# START OF Records for the exercise

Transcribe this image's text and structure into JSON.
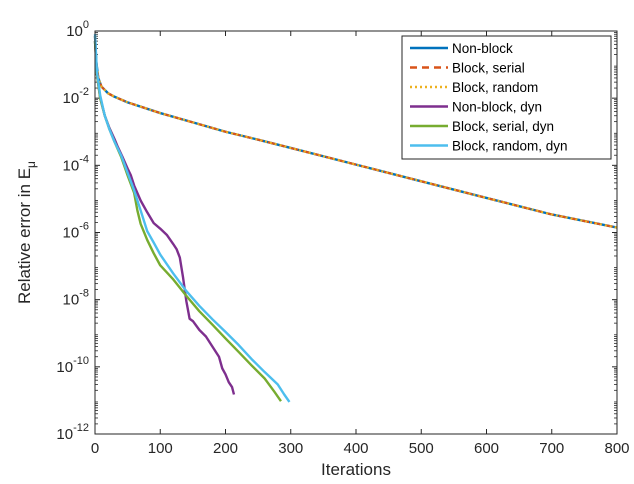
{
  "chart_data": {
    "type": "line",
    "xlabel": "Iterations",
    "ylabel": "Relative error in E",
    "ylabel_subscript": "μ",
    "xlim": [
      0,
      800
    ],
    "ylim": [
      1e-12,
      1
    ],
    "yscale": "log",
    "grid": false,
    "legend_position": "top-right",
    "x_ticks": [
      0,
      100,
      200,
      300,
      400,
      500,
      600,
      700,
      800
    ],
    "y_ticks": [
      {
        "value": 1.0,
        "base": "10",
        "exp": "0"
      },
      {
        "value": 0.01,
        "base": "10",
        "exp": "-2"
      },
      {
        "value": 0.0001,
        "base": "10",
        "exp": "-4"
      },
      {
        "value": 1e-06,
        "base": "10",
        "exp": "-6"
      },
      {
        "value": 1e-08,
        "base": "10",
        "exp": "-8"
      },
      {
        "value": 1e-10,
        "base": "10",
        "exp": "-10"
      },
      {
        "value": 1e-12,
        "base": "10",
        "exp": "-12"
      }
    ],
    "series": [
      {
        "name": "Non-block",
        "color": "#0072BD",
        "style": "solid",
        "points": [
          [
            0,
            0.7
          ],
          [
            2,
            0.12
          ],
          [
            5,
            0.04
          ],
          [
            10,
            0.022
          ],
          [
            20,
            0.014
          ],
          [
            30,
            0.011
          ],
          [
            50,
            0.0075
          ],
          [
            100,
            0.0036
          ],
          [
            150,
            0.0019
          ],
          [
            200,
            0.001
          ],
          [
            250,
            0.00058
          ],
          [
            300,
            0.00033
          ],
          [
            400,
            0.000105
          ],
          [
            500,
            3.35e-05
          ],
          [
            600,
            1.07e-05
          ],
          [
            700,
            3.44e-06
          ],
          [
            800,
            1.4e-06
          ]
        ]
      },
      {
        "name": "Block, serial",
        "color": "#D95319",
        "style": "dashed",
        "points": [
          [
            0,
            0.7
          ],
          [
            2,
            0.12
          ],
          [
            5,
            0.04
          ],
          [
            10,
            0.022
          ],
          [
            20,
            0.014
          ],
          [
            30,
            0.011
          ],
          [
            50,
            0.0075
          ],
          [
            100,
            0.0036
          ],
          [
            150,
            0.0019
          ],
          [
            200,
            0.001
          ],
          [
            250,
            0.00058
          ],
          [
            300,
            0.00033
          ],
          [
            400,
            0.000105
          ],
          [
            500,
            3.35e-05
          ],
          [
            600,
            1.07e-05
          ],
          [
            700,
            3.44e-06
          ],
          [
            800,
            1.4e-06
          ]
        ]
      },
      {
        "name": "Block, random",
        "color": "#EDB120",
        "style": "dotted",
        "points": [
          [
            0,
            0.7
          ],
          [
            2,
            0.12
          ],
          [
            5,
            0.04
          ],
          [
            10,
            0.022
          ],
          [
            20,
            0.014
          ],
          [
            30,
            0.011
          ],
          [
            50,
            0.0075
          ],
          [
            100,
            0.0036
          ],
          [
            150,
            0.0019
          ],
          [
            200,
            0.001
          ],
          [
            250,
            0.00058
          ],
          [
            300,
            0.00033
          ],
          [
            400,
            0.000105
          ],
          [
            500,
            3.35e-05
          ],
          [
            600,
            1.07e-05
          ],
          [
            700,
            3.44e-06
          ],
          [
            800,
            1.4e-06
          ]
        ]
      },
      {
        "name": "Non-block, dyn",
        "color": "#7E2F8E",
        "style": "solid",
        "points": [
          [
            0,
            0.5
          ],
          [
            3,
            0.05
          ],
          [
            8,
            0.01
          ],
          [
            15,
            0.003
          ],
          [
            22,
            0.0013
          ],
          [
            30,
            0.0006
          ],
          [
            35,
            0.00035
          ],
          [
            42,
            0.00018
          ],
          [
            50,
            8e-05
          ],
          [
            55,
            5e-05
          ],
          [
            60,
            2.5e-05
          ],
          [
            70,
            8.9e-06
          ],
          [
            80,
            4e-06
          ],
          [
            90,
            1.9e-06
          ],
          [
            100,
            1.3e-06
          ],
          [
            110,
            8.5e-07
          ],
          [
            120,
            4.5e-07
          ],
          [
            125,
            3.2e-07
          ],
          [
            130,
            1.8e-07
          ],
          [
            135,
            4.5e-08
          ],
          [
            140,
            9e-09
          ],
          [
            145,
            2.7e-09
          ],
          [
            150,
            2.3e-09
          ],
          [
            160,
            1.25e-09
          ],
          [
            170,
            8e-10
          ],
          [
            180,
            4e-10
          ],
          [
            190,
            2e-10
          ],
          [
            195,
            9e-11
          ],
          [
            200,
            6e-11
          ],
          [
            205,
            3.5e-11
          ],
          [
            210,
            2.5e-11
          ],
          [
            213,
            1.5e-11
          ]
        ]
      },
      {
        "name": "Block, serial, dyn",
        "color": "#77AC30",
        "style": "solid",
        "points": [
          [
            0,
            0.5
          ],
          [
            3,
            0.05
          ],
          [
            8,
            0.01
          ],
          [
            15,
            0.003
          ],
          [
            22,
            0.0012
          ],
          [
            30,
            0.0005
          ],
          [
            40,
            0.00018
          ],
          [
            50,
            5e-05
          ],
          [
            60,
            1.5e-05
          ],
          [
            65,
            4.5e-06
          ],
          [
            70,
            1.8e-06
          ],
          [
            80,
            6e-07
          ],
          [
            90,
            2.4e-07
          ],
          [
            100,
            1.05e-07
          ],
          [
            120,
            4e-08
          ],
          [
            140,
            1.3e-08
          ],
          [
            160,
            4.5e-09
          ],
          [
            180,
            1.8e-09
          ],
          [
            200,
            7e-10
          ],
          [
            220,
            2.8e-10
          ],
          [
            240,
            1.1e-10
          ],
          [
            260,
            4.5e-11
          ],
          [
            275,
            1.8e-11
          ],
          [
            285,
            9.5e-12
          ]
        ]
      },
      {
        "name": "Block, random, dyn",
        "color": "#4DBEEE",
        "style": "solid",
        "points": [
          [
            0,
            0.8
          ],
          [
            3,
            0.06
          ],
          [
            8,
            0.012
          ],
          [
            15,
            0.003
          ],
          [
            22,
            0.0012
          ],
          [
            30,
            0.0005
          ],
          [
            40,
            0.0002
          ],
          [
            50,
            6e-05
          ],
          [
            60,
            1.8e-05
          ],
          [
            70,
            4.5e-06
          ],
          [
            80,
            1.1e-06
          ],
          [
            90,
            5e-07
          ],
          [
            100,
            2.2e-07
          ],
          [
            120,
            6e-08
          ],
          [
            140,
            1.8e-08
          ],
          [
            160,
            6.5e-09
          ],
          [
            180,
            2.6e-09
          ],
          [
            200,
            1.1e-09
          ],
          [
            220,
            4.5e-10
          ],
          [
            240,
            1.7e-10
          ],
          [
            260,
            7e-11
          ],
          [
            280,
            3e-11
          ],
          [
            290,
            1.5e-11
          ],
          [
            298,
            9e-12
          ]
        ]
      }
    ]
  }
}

# END OF Records for the exercise

**Task description:** Pull out every line of the records above that contains the word "color".

**Full answer:**
        "color": "#0072BD",
        "color": "#D95319",
        "color": "#EDB120",
        "color": "#7E2F8E",
        "color": "#77AC30",
        "color": "#4DBEEE",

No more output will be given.